Restate the records in their entirety, word for word.
==== Material shown ====
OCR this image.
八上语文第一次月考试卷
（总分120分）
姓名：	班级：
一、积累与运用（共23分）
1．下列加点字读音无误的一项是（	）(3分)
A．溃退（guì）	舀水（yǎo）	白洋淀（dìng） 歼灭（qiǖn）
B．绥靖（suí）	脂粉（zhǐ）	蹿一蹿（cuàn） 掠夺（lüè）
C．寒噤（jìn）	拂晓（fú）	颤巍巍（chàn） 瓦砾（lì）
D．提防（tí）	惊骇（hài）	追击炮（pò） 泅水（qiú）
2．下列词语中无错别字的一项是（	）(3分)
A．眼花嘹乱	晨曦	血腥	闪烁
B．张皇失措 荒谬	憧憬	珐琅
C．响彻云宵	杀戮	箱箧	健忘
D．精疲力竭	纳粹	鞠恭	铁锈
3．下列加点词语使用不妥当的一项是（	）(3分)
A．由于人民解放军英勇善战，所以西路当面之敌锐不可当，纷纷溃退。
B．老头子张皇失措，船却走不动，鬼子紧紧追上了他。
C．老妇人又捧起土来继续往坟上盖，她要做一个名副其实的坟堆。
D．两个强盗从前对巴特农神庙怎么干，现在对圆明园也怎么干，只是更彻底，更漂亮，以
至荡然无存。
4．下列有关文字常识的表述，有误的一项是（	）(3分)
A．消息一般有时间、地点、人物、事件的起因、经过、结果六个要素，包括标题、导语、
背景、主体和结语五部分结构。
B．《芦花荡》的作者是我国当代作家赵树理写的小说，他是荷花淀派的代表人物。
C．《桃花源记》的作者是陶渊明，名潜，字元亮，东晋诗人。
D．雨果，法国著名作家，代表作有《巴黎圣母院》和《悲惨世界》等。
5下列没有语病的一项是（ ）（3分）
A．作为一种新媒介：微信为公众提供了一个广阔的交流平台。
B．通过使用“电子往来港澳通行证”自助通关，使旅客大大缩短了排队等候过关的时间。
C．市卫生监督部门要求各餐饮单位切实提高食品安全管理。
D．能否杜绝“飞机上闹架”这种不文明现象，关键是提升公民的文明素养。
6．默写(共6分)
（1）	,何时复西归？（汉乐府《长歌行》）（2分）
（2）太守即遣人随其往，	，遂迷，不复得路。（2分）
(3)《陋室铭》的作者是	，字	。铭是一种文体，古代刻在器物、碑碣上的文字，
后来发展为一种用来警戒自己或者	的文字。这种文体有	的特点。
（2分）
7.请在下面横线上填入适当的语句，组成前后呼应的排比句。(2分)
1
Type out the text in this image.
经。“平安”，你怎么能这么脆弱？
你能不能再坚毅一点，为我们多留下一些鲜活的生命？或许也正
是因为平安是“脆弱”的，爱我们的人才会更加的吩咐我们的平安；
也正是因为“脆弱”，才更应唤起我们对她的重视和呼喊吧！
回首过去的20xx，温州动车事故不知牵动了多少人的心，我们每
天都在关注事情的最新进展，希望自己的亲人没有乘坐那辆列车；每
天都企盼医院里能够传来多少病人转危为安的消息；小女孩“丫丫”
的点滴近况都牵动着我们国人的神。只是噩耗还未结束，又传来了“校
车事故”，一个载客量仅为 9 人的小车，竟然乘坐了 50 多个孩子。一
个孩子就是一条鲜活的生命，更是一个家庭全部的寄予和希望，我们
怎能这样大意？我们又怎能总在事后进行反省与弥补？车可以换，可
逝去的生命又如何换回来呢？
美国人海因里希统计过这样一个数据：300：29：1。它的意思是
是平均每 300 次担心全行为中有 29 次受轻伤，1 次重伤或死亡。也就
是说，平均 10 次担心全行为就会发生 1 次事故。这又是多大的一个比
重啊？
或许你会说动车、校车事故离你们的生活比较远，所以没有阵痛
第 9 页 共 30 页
====
## Answer below
OCR this image.
八上语文第一次月考试卷
（总分120分）
姓名：	班级：
一、积累与运用（共23分）
1．下列加点字读音无误的一项是（	）(3分)
A．溃退（guì）	舀水（yǎo）	白洋淀（dìng） 歼灭（qiǖn）
B．绥靖（suí）	脂粉（zhǐ）	蹿一蹿（cuàn） 掠夺（lüè）
C．寒噤（jìn）	拂晓（fú）	颤巍巍（chàn） 瓦砾（lì）
D．提防（tí）	惊骇（hài）	追击炮（pò） 泅水（qiú）
2．下列词语中无错别字的一项是（	）(3分)
A．眼花嘹乱	晨曦	血腥	闪烁
B．张皇失措 荒谬	憧憬	珐琅
C．响彻云宵	杀戮	箱箧	健忘
D．精疲力竭	纳粹	鞠恭	铁锈
3．下列加点词语使用不妥当的一项是（	）(3分)
A．由于人民解放军英勇善战，所以西路当面之敌锐不可当，纷纷溃退。
B．老头子张皇失措，船却走不动，鬼子紧紧追上了他。
C．老妇人又捧起土来继续往坟上盖，她要做一个名副其实的坟堆。
D．两个强盗从前对巴特农神庙怎么干，现在对圆明园也怎么干，只是更彻底，更漂亮，以
至荡然无存。
4．下列有关文字常识的表述，有误的一项是（	）(3分)
A．消息一般有时间、地点、人物、事件的起因、经过、结果六个要素，包括标题、导语、
背景、主体和结语五部分结构。
B．《芦花荡》的作者是我国当代作家赵树理写的小说，他是荷花淀派的代表人物。
C．《桃花源记》的作者是陶渊明，名潜，字元亮，东晋诗人。
D．雨果，法国著名作家，代表作有《巴黎圣母院》和《悲惨世界》等。
5下列没有语病的一项是（ ）（3分）
A．作为一种新媒介：微信为公众提供了一个广阔的交流平台。
B．通过使用“电子往来港澳通行证”自助通关，使旅客大大缩短了排队等候过关的时间。
C．市卫生监督部门要求各餐饮单位切实提高食品安全管理。
D．能否杜绝“飞机上闹架”这种不文明现象，关键是提升公民的文明素养。
6．默写(共6分)
（1）	,何时复西归？（汉乐府《长歌行》）（2分）
（2）太守即遣人随其往，	，遂迷，不复得路。（2分）
(3)《陋室铭》的作者是	，字	。铭是一种文体，古代刻在器物、碑碣上的文字，
后来发展为一种用来警戒自己或者	的文字。这种文体有	的特点。
（2分）
7.请在下面横线上填入适当的语句，组成前后呼应的排比句。(2分)
1
Type out the text in this image.
经。“平安”，你怎么能这么脆弱？
你能不能再坚毅一点，为我们多留下一些鲜活的生命？或许也正
是因为平安是“脆弱”的，爱我们的人才会更加的吩咐我们的平安；
也正是因为“脆弱”，才更应唤起我们对她的重视和呼喊吧！
回首过去的20xx，温州动车事故不知牵动了多少人的心，我们每
天都在关注事情的最新进展，希望自己的亲人没有乘坐那辆列车；每
天都企盼医院里能够传来多少病人转危为安的消息；小女孩“丫丫”
的点滴近况都牵动着我们国人的神。只是噩耗还未结束，又传来了“校
车事故”，一个载客量仅为 9 人的小车，竟然乘坐了 50 多个孩子。一
个孩子就是一条鲜活的生命，更是一个家庭全部的寄予和希望，我们
怎能这样大意？我们又怎能总在事后进行反省与弥补？车可以换，可
逝去的生命又如何换回来呢？
美国人海因里希统计过这样一个数据：300：29：1。它的意思是
是平均每 300 次担心全行为中有 29 次受轻伤，1 次重伤或死亡。也就
是说，平均 10 次担心全行为就会发生 1 次事故。这又是多大的一个比
重啊？
或许你会说动车、校车事故离你们的生活比较远，所以没有阵痛
第 9 页 共 30 页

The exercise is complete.